CHALLENGE - Leaving the pictures aside, transcribe every line below exactly.

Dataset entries
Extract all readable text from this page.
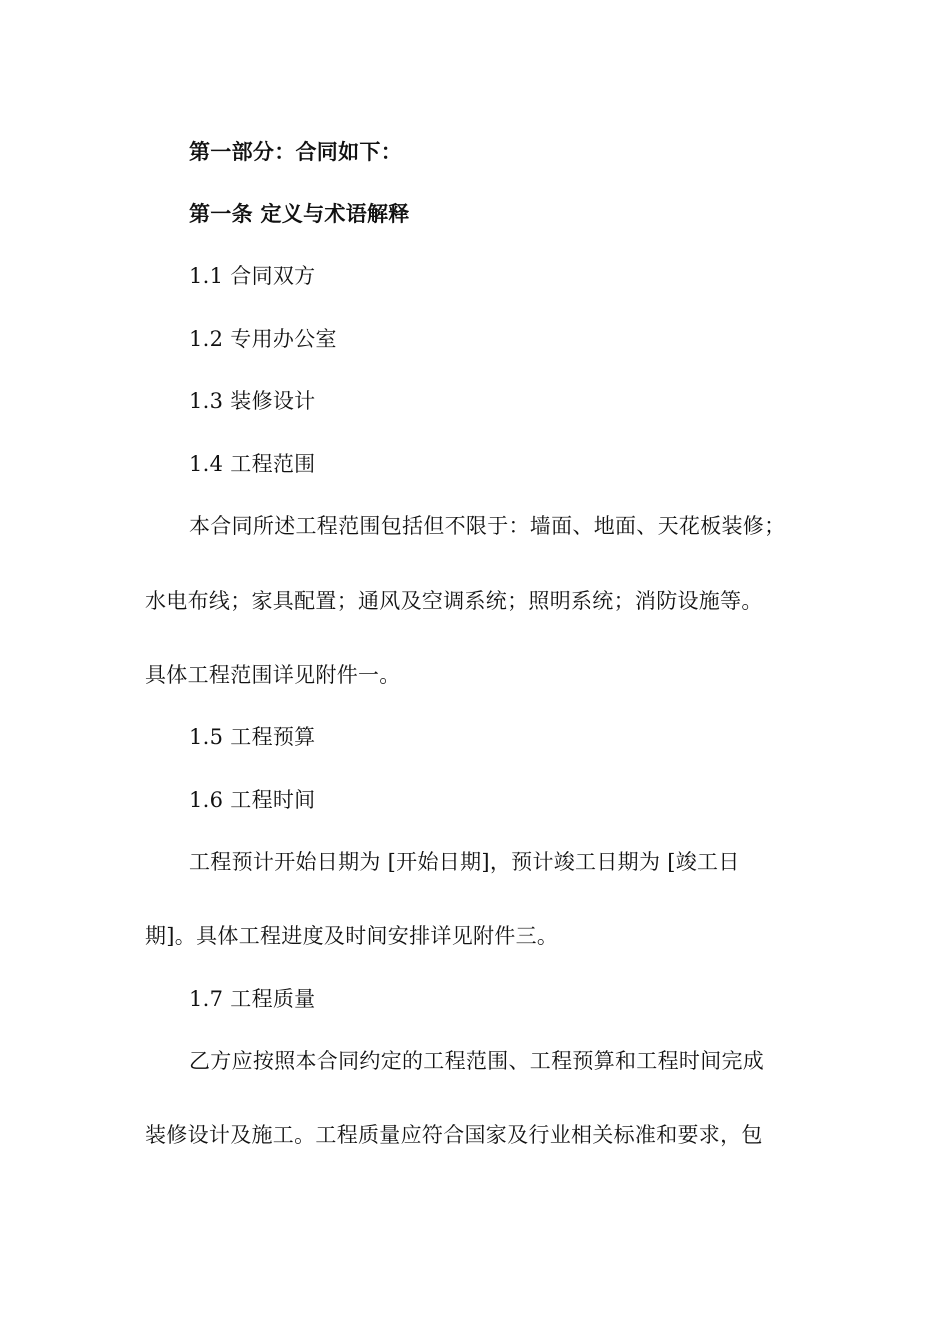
第一部分：合同如下：
第一条 定义与术语解释
1.1 合同双方
1.2 专用办公室
1.3 装修设计
1.4 工程范围
本合同所述工程范围包括但不限于：墙面、地面、天花板装修；
水电布线；家具配置；通风及空调系统；照明系统；消防设施等。
具体工程范围详见附件一。
1.5 工程预算
1.6 工程时间
工程预计开始日期为 [开始日期]，预计竣工日期为 [竣工日
期]。具体工程进度及时间安排详见附件三。
1.7 工程质量
乙方应按照本合同约定的工程范围、工程预算和工程时间完成
装修设计及施工。工程质量应符合国家及行业相关标准和要求，包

ANSWER FOR THIS EXERCISE -
Extract all readable text from this page.
第一部分：合同如下：
第一条 定义与术语解释
1.1 合同双方
1.2 专用办公室
1.3 装修设计
1.4 工程范围
本合同所述工程范围包括但不限于：墙面、地面、天花板装修；
水电布线；家具配置；通风及空调系统；照明系统；消防设施等。
具体工程范围详见附件一。
1.5 工程预算
1.6 工程时间
工程预计开始日期为 [开始日期]，预计竣工日期为 [竣工日
期]。具体工程进度及时间安排详见附件三。
1.7 工程质量
乙方应按照本合同约定的工程范围、工程预算和工程时间完成
装修设计及施工。工程质量应符合国家及行业相关标准和要求，包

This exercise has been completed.